→ **DATASET EXCERPTS**:

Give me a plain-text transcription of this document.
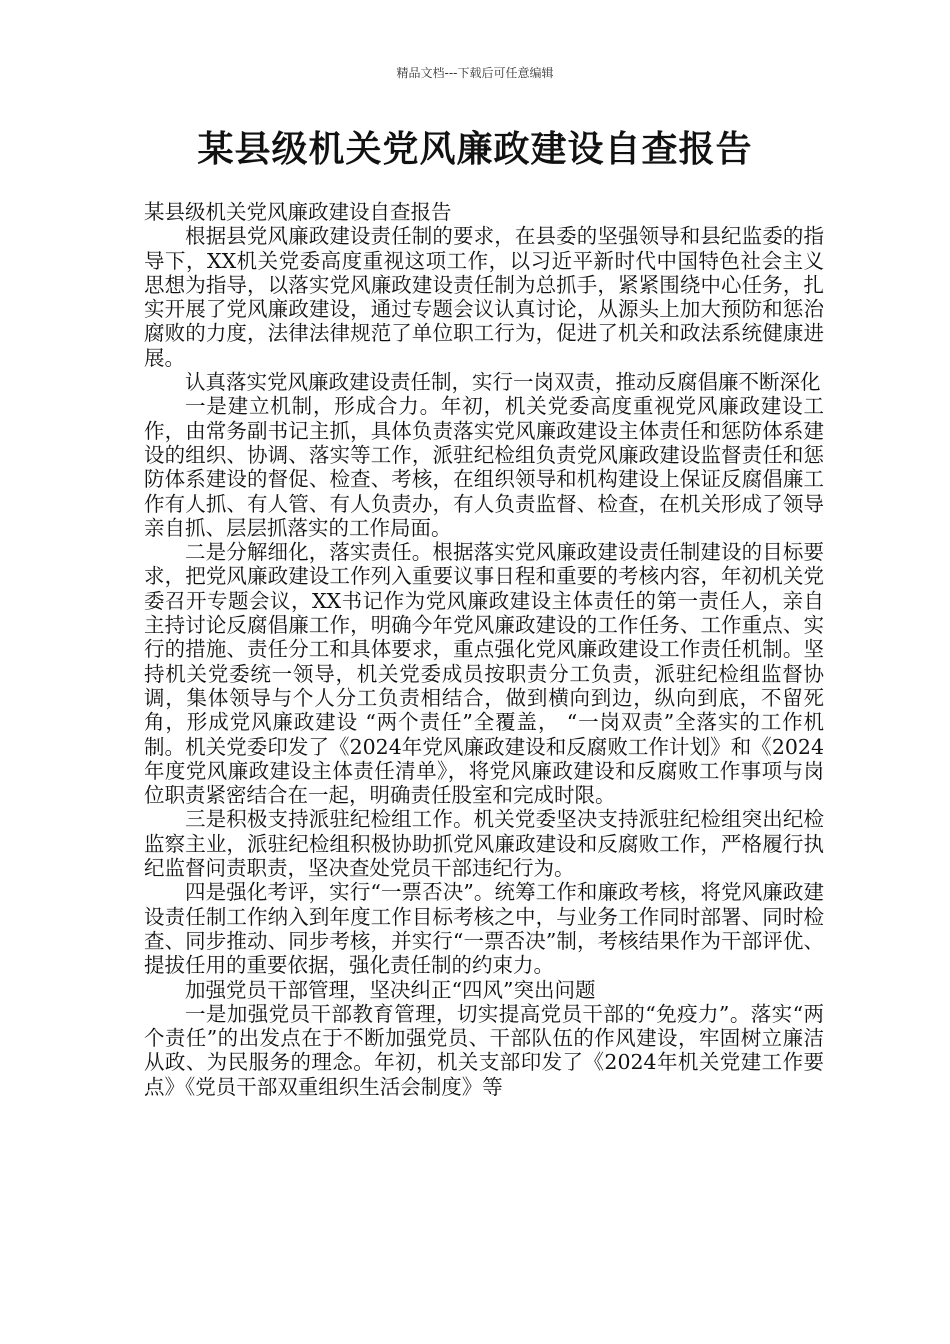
精品文档---下载后可任意编辑
某县级机关党风廉政建设自查报告

某县级机关党风廉政建设自查报告

根据县党风廉政建设责任制的要求，在县委的坚强领导和县纪监委的指导下，XX机关党委高度重视这项工作，以习近平新时代中国特色社会主义思想为指导，以落实党风廉政建设责任制为总抓手，紧紧围绕中心任务，扎实开展了党风廉政建设，通过专题会议认真讨论，从源头上加大预防和惩治腐败的力度，法律法律规范了单位职工行为，促进了机关和政法系统健康进展。

认真落实党风廉政建设责任制，实行一岗双责，推动反腐倡廉不断深化

一是建立机制，形成合力。年初，机关党委高度重视党风廉政建设工作，由常务副书记主抓，具体负责落实党风廉政建设主体责任和惩防体系建设的组织、协调、落实等工作，派驻纪检组负责党风廉政建设监督责任和惩防体系建设的督促、检查、考核，在组织领导和机构建设上保证反腐倡廉工作有人抓、有人管、有人负责办，有人负责监督、检查，在机关形成了领导亲自抓、层层抓落实的工作局面。

二是分解细化，落实责任。根据落实党风廉政建设责任制建设的目标要求，把党风廉政建设工作列入重要议事日程和重要的考核内容，年初机关党委召开专题会议，XX书记作为党风廉政建设主体责任的第一责任人，亲自主持讨论反腐倡廉工作，明确今年党风廉政建设的工作任务、工作重点、实行的措施、责任分工和具体要求，重点强化党风廉政建设工作责任机制。坚持机关党委统一领导，机关党委成员按职责分工负责，派驻纪检组监督协调，集体领导与个人分工负责相结合，做到横向到边，纵向到底，不留死角，形成党风廉政建设 “两个责任”全覆盖， “一岗双责”全落实的工作机制。机关党委印发了《2024年党风廉政建设和反腐败工作计划》和《2024年度党风廉政建设主体责任清单》，将党风廉政建设和反腐败工作事项与岗位职责紧密结合在一起，明确责任股室和完成时限。

三是积极支持派驻纪检组工作。机关党委坚决支持派驻纪检组突出纪检监察主业，派驻纪检组积极协助抓党风廉政建设和反腐败工作，严格履行执纪监督问责职责，坚决查处党员干部违纪行为。

四是强化考评，实行“一票否决”。统筹工作和廉政考核，将党风廉政建设责任制工作纳入到年度工作目标考核之中，与业务工作同时部署、同时检查、同步推动、同步考核，并实行“一票否决”制，考核结果作为干部评优、提拔任用的重要依据，强化责任制的约束力。

加强党员干部管理，坚决纠正“四风”突出问题

一是加强党员干部教育管理，切实提高党员干部的“免疫力”。落实“两个责任”的出发点在于不断加强党员、干部队伍的作风建设，牢固树立廉洁从政、为民服务的理念。年初，机关支部印发了《2024年机关党建工作要点》《党员干部双重组织生活会制度》等
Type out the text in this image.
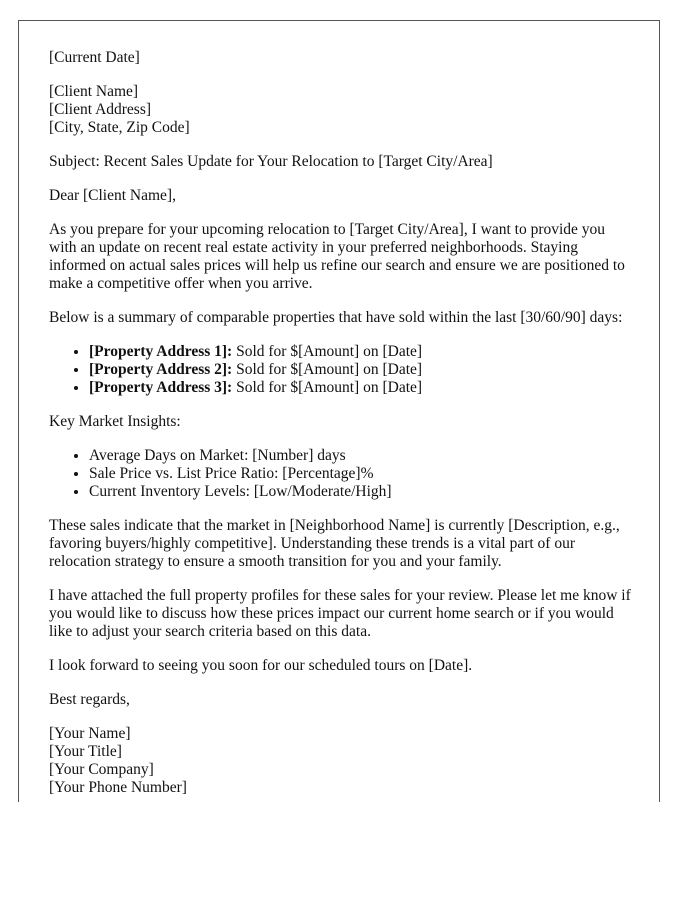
[Current Date]

[Client Name]
[Client Address]
[City, State, Zip Code]

Subject: Recent Sales Update for Your Relocation to [Target City/Area]

Dear [Client Name],

As you prepare for your upcoming relocation to [Target City/Area], I want to provide you with an update on recent real estate activity in your preferred neighborhoods. Staying informed on actual sales prices will help us refine our search and ensure we are positioned to make a competitive offer when you arrive.

Below is a summary of comparable properties that have sold within the last [30/60/90] days:

• [Property Address 1]: Sold for $[Amount] on [Date]
• [Property Address 2]: Sold for $[Amount] on [Date]
• [Property Address 3]: Sold for $[Amount] on [Date]

Key Market Insights:

• Average Days on Market: [Number] days
• Sale Price vs. List Price Ratio: [Percentage]%
• Current Inventory Levels: [Low/Moderate/High]

These sales indicate that the market in [Neighborhood Name] is currently [Description, e.g., favoring buyers/highly competitive]. Understanding these trends is a vital part of our relocation strategy to ensure a smooth transition for you and your family.

I have attached the full property profiles for these sales for your review. Please let me know if you would like to discuss how these prices impact our current home search or if you would like to adjust your search criteria based on this data.

I look forward to seeing you soon for our scheduled tours on [Date].

Best regards,

[Your Name]
[Your Title]
[Your Company]
[Your Phone Number]
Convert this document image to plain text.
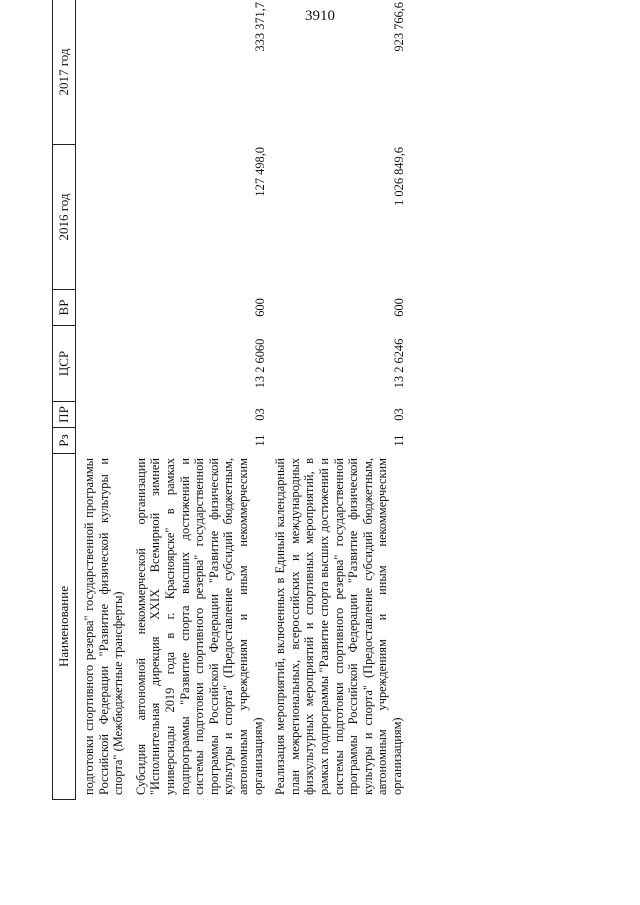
3910
Наименование	Рз	ПР	ЦСР	ВР	2016 год	2017 год
подготовки спортивного резерва" государственной программы Российской Федерации "Развитие физической культуры и спорта" (Межбюджетные трансферты)						
Субсидия автономной некоммерческой организации "Исполнительная дирекция XXIX Всемирной зимней универсиады 2019 года в г. Красноярске" в рамках подпрограммы "Развитие спорта высших достижений и системы подготовки спортивного резерва" государственной программы Российской Федерации "Развитие физической культуры и спорта" (Предоставление субсидий бюджетным, автономным учреждениям и иным некоммерческим организациям)	11	03	13 2 6060	600	127 498,0	333 371,7
Реализация мероприятий, включенных в Единый календарный план межрегиональных, всероссийских и международных физкультурных мероприятий и спортивных мероприятий, в рамках подпрограммы "Развитие спорта высших достижений и системы подготовки спортивного резерва" государственной программы Российской Федерации "Развитие физической культуры и спорта" (Предоставление субсидий бюджетным, автономным учреждениям и иным некоммерческим организациям)	11	03	13 2 6246	600	1 026 849,6	923 766,6
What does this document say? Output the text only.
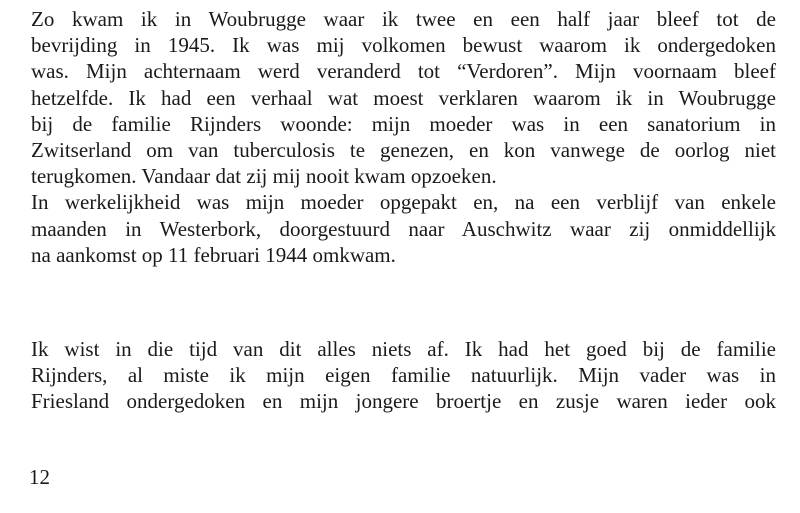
Zo kwam ik in Woubrugge waar ik twee en een half jaar bleef tot de
bevrijding in 1945. Ik was mij volkomen bewust waarom ik ondergedoken
was. Mijn achternaam werd veranderd tot “Verdoren”. Mijn voornaam bleef
hetzelfde. Ik had een verhaal wat moest verklaren waarom ik in Woubrugge
bij de familie Rijnders woonde: mijn moeder was in een sanatorium in
Zwitserland om van tuberculosis te genezen, en kon vanwege de oorlog niet
terugkomen. Vandaar dat zij mij nooit kwam opzoeken.
In werkelijkheid was mijn moeder opgepakt en, na een verblijf van enkele
maanden in Westerbork, doorgestuurd naar Auschwitz waar zij onmiddellijk
na aankomst op 11 februari 1944 omkwam.
Ik wist in die tijd van dit alles niets af. Ik had het goed bij de familie
Rijnders, al miste ik mijn eigen familie natuurlijk. Mijn vader was in
Friesland ondergedoken en mijn jongere broertje en zusje waren ieder ook
12
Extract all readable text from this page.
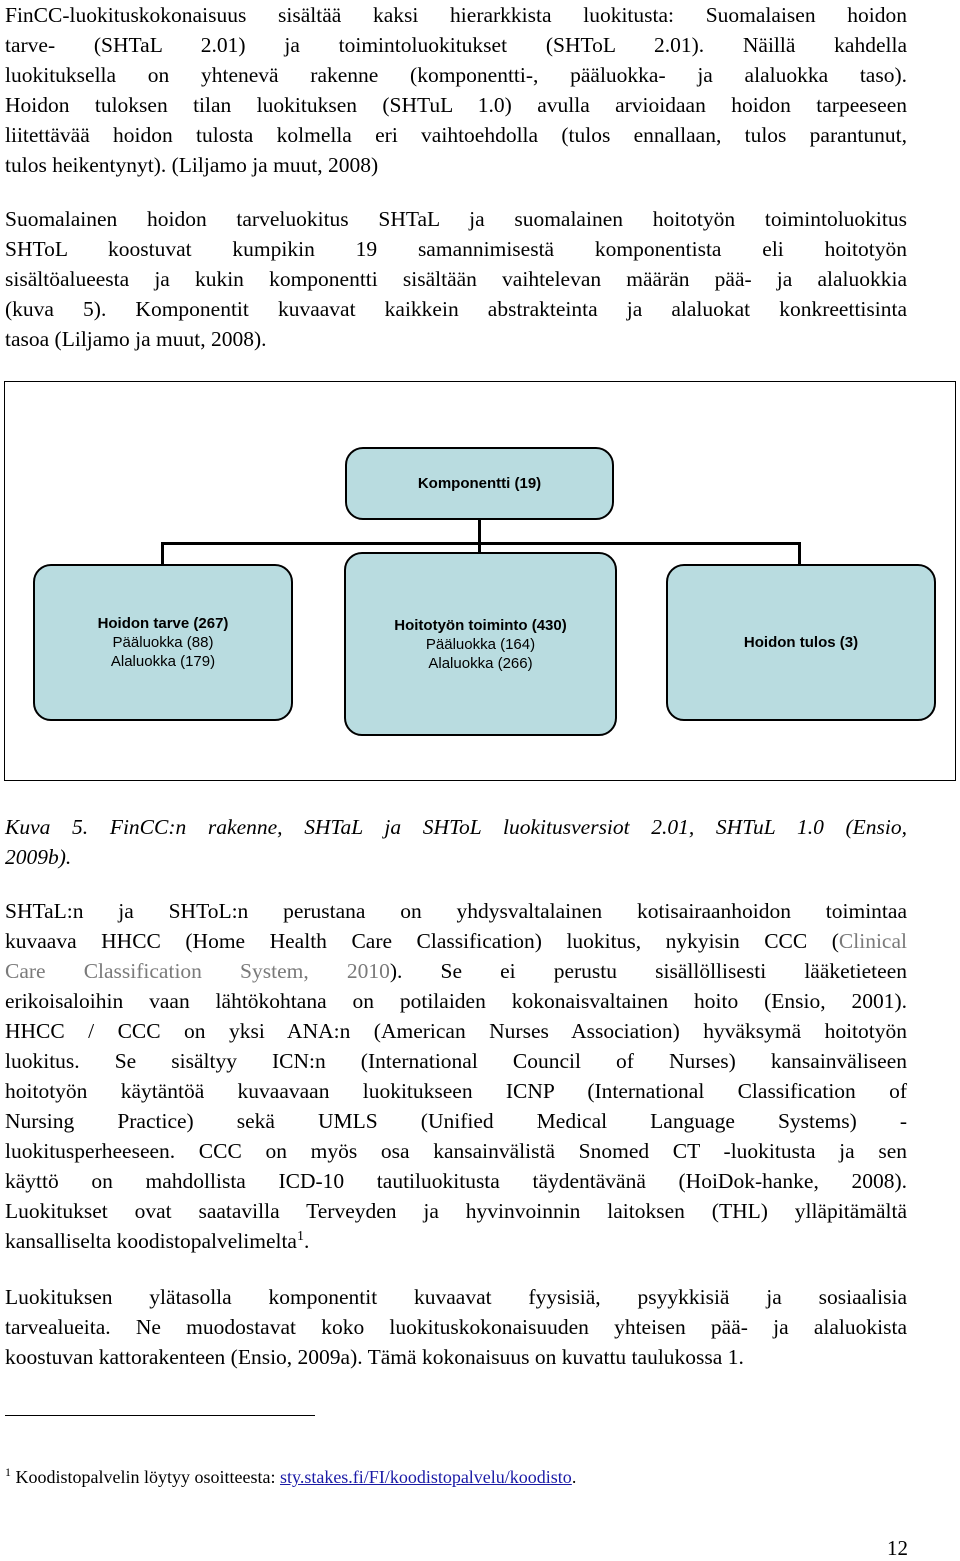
FinCC-luokituskokonaisuus sisältää kaksi hierarkkista luokitusta: Suomalaisen hoidon
tarve- (SHTaL 2.01) ja toimintoluokitukset (SHToL 2.01). Näillä kahdella
luokituksella on yhtenevä rakenne (komponentti-, pääluokka- ja alaluokka taso).
Hoidon tuloksen tilan luokituksen (SHTuL 1.0) avulla arvioidaan hoidon tarpeeseen
liitettävää hoidon tulosta kolmella eri vaihtoehdolla (tulos ennallaan, tulos parantunut,
tulos heikentynyt). (Liljamo ja muut, 2008)
Suomalainen hoidon tarveluokitus SHTaL ja suomalainen hoitotyön toimintoluokitus
SHToL koostuvat kumpikin 19 samannimisestä komponentista eli hoitotyön
sisältöalueesta ja kukin komponentti sisältään vaihtelevan määrän pää- ja alaluokkia
(kuva 5). Komponentit kuvaavat kaikkein abstrakteinta ja alaluokat konkreettisinta
tasoa (Liljamo ja muut, 2008).
Komponentti (19)
Hoidon tarve (267)
Pääluokka (88)
Alaluokka (179)
Hoitotyön toiminto (430)
Pääluokka (164)
Alaluokka (266)
Hoidon tulos (3)
Kuva 5. FinCC:n rakenne, SHTaL ja SHToL luokitusversiot 2.01, SHTuL 1.0 (Ensio,
2009b).
SHTaL:n ja SHToL:n perustana on yhdysvaltalainen kotisairaanhoidon toimintaa
kuvaava HHCC (Home Health Care Classification) luokitus, nykyisin CCC (Clinical
Care Classification System, 2010). Se ei perustu sisällöllisesti lääketieteen
erikoisaloihin vaan lähtökohtana on potilaiden kokonaisvaltainen hoito (Ensio, 2001).
HHCC / CCC on yksi ANA:n (American Nurses Association) hyväksymä hoitotyön
luokitus. Se sisältyy ICN:n (International Council of Nurses) kansainväliseen
hoitotyön käytäntöä kuvaavaan luokitukseen ICNP (International Classification of
Nursing Practice) sekä UMLS (Unified Medical Language Systems) -
luokitusperheeseen. CCC on myös osa kansainvälistä Snomed CT -luokitusta ja sen
käyttö on mahdollista ICD-10 tautiluokitusta täydentävänä (HoiDok-hanke, 2008).
Luokitukset ovat saatavilla Terveyden ja hyvinvoinnin laitoksen (THL) ylläpitämältä
kansalliselta koodistopalvelimelta$^1$.
Luokituksen ylätasolla komponentit kuvaavat fyysisiä, psyykkisiä ja sosiaalisia
tarvealueita. Ne muodostavat koko luokituskokonaisuuden yhteisen pää- ja alaluokista
koostuvan kattorakenteen (Ensio, 2009a). Tämä kokonaisuus on kuvattu taulukossa 1.
$^1$ Koodistopalvelin löytyy osoitteesta: sty.stakes.fi/FI/koodistopalvelu/koodisto.
12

→ **WHAT YOU ARE ASKED TO DO**: Within the listing above, work out how many lines contain the string "International", and reply with that number only.

→ **OUTPUT BELOW**: 2